## YOUR GOAL
Restate the records in their entirety, word for word.
[DATASET EXCERPTS start]
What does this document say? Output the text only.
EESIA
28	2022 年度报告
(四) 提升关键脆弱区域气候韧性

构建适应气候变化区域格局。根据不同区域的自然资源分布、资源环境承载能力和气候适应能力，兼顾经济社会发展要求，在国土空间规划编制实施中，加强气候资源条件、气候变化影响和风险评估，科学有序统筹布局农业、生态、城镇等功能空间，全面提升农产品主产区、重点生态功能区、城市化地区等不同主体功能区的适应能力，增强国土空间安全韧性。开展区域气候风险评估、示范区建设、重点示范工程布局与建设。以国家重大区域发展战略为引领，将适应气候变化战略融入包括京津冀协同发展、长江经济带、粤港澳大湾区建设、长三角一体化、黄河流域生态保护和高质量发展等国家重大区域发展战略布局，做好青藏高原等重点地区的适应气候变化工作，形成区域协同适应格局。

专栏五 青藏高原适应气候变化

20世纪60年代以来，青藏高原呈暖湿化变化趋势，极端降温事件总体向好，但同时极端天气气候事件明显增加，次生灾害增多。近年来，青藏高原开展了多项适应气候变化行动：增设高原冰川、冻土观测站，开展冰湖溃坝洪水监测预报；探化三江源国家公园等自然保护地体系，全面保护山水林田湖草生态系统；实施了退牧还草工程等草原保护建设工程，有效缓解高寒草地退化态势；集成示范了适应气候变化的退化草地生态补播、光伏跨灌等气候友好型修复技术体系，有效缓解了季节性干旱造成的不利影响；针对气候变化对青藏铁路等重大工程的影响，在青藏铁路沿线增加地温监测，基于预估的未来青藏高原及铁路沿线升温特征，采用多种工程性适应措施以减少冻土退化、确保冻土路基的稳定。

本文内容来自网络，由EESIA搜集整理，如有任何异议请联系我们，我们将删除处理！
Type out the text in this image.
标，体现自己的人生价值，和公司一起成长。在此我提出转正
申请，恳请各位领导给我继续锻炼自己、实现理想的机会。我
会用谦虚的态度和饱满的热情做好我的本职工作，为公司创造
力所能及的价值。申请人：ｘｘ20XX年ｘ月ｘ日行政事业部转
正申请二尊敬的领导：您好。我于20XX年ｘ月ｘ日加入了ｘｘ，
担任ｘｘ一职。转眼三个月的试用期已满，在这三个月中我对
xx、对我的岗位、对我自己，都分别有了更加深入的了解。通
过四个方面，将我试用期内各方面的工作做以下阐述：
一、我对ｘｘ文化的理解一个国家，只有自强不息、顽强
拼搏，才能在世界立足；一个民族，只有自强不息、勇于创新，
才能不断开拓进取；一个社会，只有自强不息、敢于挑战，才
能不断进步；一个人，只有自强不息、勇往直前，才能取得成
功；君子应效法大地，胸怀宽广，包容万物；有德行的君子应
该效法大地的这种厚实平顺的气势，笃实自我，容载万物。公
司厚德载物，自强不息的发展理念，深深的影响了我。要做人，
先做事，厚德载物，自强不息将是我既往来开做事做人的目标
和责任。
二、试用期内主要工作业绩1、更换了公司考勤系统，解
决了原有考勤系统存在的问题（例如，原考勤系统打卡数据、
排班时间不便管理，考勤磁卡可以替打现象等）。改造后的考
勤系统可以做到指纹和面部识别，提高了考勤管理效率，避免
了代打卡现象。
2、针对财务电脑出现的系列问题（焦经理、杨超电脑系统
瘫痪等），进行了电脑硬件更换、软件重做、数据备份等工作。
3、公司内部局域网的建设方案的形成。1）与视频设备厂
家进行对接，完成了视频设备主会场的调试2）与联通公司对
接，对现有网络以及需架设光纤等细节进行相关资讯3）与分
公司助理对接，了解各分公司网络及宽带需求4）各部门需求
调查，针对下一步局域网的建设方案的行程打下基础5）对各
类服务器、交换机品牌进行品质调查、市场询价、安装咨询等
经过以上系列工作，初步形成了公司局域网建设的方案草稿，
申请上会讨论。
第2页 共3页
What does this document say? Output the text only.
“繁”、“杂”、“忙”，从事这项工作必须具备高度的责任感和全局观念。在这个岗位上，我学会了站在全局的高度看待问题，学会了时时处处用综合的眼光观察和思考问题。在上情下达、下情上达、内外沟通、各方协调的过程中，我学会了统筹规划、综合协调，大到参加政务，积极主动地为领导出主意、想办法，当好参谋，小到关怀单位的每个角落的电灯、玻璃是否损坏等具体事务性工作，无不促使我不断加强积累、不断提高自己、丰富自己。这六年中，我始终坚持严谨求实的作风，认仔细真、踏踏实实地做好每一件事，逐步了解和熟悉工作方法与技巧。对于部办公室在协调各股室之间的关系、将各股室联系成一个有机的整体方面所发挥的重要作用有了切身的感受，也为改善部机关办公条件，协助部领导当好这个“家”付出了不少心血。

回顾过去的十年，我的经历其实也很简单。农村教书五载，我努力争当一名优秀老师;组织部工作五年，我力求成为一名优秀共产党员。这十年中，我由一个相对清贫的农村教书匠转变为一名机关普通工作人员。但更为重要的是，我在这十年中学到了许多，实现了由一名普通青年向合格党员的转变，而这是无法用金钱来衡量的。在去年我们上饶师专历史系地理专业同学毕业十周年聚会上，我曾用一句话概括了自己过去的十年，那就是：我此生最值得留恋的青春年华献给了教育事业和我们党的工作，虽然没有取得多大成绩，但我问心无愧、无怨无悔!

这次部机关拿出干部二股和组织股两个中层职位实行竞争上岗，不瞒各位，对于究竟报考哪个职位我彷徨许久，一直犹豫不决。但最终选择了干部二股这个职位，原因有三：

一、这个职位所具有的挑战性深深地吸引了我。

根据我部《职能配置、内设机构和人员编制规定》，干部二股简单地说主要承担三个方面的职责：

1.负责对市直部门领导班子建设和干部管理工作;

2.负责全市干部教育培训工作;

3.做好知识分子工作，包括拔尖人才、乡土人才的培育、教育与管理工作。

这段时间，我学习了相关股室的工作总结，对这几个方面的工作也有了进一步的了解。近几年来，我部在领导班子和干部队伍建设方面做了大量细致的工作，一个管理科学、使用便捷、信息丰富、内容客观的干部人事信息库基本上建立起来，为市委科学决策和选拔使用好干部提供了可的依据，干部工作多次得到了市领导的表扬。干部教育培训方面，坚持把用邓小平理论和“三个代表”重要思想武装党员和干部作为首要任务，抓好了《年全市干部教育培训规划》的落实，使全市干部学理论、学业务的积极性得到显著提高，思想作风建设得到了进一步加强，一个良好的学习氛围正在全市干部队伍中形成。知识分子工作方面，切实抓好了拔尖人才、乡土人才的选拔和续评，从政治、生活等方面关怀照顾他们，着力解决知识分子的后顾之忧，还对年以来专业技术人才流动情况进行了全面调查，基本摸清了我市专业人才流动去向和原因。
[DATASET EXCERPTS end]
## TASK OUTPUT
What does this document say? Output the text only.
EESIA
28	2022 年度报告
(四) 提升关键脆弱区域气候韧性

构建适应气候变化区域格局。根据不同区域的自然资源分布、资源环境承载能力和气候适应能力，兼顾经济社会发展要求，在国土空间规划编制实施中，加强气候资源条件、气候变化影响和风险评估，科学有序统筹布局农业、生态、城镇等功能空间，全面提升农产品主产区、重点生态功能区、城市化地区等不同主体功能区的适应能力，增强国土空间安全韧性。开展区域气候风险评估、示范区建设、重点示范工程布局与建设。以国家重大区域发展战略为引领，将适应气候变化战略融入包括京津冀协同发展、长江经济带、粤港澳大湾区建设、长三角一体化、黄河流域生态保护和高质量发展等国家重大区域发展战略布局，做好青藏高原等重点地区的适应气候变化工作，形成区域协同适应格局。

专栏五 青藏高原适应气候变化

20世纪60年代以来，青藏高原呈暖湿化变化趋势，极端降温事件总体向好，但同时极端天气气候事件明显增加，次生灾害增多。近年来，青藏高原开展了多项适应气候变化行动：增设高原冰川、冻土观测站，开展冰湖溃坝洪水监测预报；探化三江源国家公园等自然保护地体系，全面保护山水林田湖草生态系统；实施了退牧还草工程等草原保护建设工程，有效缓解高寒草地退化态势；集成示范了适应气候变化的退化草地生态补播、光伏跨灌等气候友好型修复技术体系，有效缓解了季节性干旱造成的不利影响；针对气候变化对青藏铁路等重大工程的影响，在青藏铁路沿线增加地温监测，基于预估的未来青藏高原及铁路沿线升温特征，采用多种工程性适应措施以减少冻土退化、确保冻土路基的稳定。

本文内容来自网络，由EESIA搜集整理，如有任何异议请联系我们，我们将删除处理！
Type out the text in this image.
标，体现自己的人生价值，和公司一起成长。在此我提出转正
申请，恳请各位领导给我继续锻炼自己、实现理想的机会。我
会用谦虚的态度和饱满的热情做好我的本职工作，为公司创造
力所能及的价值。申请人：ｘｘ20XX年ｘ月ｘ日行政事业部转
正申请二尊敬的领导：您好。我于20XX年ｘ月ｘ日加入了ｘｘ，
担任ｘｘ一职。转眼三个月的试用期已满，在这三个月中我对
xx、对我的岗位、对我自己，都分别有了更加深入的了解。通
过四个方面，将我试用期内各方面的工作做以下阐述：
一、我对ｘｘ文化的理解一个国家，只有自强不息、顽强
拼搏，才能在世界立足；一个民族，只有自强不息、勇于创新，
才能不断开拓进取；一个社会，只有自强不息、敢于挑战，才
能不断进步；一个人，只有自强不息、勇往直前，才能取得成
功；君子应效法大地，胸怀宽广，包容万物；有德行的君子应
该效法大地的这种厚实平顺的气势，笃实自我，容载万物。公
司厚德载物，自强不息的发展理念，深深的影响了我。要做人，
先做事，厚德载物，自强不息将是我既往来开做事做人的目标
和责任。
二、试用期内主要工作业绩1、更换了公司考勤系统，解
决了原有考勤系统存在的问题（例如，原考勤系统打卡数据、
排班时间不便管理，考勤磁卡可以替打现象等）。改造后的考
勤系统可以做到指纹和面部识别，提高了考勤管理效率，避免
了代打卡现象。
2、针对财务电脑出现的系列问题（焦经理、杨超电脑系统
瘫痪等），进行了电脑硬件更换、软件重做、数据备份等工作。
3、公司内部局域网的建设方案的形成。1）与视频设备厂
家进行对接，完成了视频设备主会场的调试2）与联通公司对
接，对现有网络以及需架设光纤等细节进行相关资讯3）与分
公司助理对接，了解各分公司网络及宽带需求4）各部门需求
调查，针对下一步局域网的建设方案的行程打下基础5）对各
类服务器、交换机品牌进行品质调查、市场询价、安装咨询等
经过以上系列工作，初步形成了公司局域网建设的方案草稿，
申请上会讨论。
第2页 共3页
What does this document say? Output the text only.
“繁”、“杂”、“忙”，从事这项工作必须具备高度的责任感和全局观念。在这个岗位上，我学会了站在全局的高度看待问题，学会了时时处处用综合的眼光观察和思考问题。在上情下达、下情上达、内外沟通、各方协调的过程中，我学会了统筹规划、综合协调，大到参加政务，积极主动地为领导出主意、想办法，当好参谋，小到关怀单位的每个角落的电灯、玻璃是否损坏等具体事务性工作，无不促使我不断加强积累、不断提高自己、丰富自己。这六年中，我始终坚持严谨求实的作风，认仔细真、踏踏实实地做好每一件事，逐步了解和熟悉工作方法与技巧。对于部办公室在协调各股室之间的关系、将各股室联系成一个有机的整体方面所发挥的重要作用有了切身的感受，也为改善部机关办公条件，协助部领导当好这个“家”付出了不少心血。

回顾过去的十年，我的经历其实也很简单。农村教书五载，我努力争当一名优秀老师;组织部工作五年，我力求成为一名优秀共产党员。这十年中，我由一个相对清贫的农村教书匠转变为一名机关普通工作人员。但更为重要的是，我在这十年中学到了许多，实现了由一名普通青年向合格党员的转变，而这是无法用金钱来衡量的。在去年我们上饶师专历史系地理专业同学毕业十周年聚会上，我曾用一句话概括了自己过去的十年，那就是：我此生最值得留恋的青春年华献给了教育事业和我们党的工作，虽然没有取得多大成绩，但我问心无愧、无怨无悔!

这次部机关拿出干部二股和组织股两个中层职位实行竞争上岗，不瞒各位，对于究竟报考哪个职位我彷徨许久，一直犹豫不决。但最终选择了干部二股这个职位，原因有三：

一、这个职位所具有的挑战性深深地吸引了我。

根据我部《职能配置、内设机构和人员编制规定》，干部二股简单地说主要承担三个方面的职责：

1.负责对市直部门领导班子建设和干部管理工作;

2.负责全市干部教育培训工作;

3.做好知识分子工作，包括拔尖人才、乡土人才的培育、教育与管理工作。

这段时间，我学习了相关股室的工作总结，对这几个方面的工作也有了进一步的了解。近几年来，我部在领导班子和干部队伍建设方面做了大量细致的工作，一个管理科学、使用便捷、信息丰富、内容客观的干部人事信息库基本上建立起来，为市委科学决策和选拔使用好干部提供了可的依据，干部工作多次得到了市领导的表扬。干部教育培训方面，坚持把用邓小平理论和“三个代表”重要思想武装党员和干部作为首要任务，抓好了《年全市干部教育培训规划》的落实，使全市干部学理论、学业务的积极性得到显著提高，思想作风建设得到了进一步加强，一个良好的学习氛围正在全市干部队伍中形成。知识分子工作方面，切实抓好了拔尖人才、乡土人才的选拔和续评，从政治、生活等方面关怀照顾他们，着力解决知识分子的后顾之忧，还对年以来专业技术人才流动情况进行了全面调查，基本摸清了我市专业人才流动去向和原因。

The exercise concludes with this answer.